# What is required
Provide nothing but the number of lines containing the string "Pacific".

-- Begin Given entries --

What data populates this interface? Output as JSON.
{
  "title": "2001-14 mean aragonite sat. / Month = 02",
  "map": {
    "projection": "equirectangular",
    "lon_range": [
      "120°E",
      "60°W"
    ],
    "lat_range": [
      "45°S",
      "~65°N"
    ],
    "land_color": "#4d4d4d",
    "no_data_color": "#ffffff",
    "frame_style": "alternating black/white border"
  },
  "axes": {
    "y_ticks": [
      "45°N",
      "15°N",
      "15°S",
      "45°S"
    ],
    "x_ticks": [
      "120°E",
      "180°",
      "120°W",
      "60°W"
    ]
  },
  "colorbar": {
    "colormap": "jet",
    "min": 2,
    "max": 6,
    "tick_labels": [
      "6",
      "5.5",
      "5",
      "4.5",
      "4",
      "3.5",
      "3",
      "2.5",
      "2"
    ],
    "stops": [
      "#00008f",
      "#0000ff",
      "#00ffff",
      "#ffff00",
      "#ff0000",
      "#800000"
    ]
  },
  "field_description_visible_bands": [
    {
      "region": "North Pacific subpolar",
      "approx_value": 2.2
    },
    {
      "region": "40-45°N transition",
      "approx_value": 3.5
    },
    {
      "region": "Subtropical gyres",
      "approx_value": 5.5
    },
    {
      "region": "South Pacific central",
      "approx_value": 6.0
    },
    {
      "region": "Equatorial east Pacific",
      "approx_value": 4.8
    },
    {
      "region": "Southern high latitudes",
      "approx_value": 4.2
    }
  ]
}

-- End Given entries --

# Output of the task
3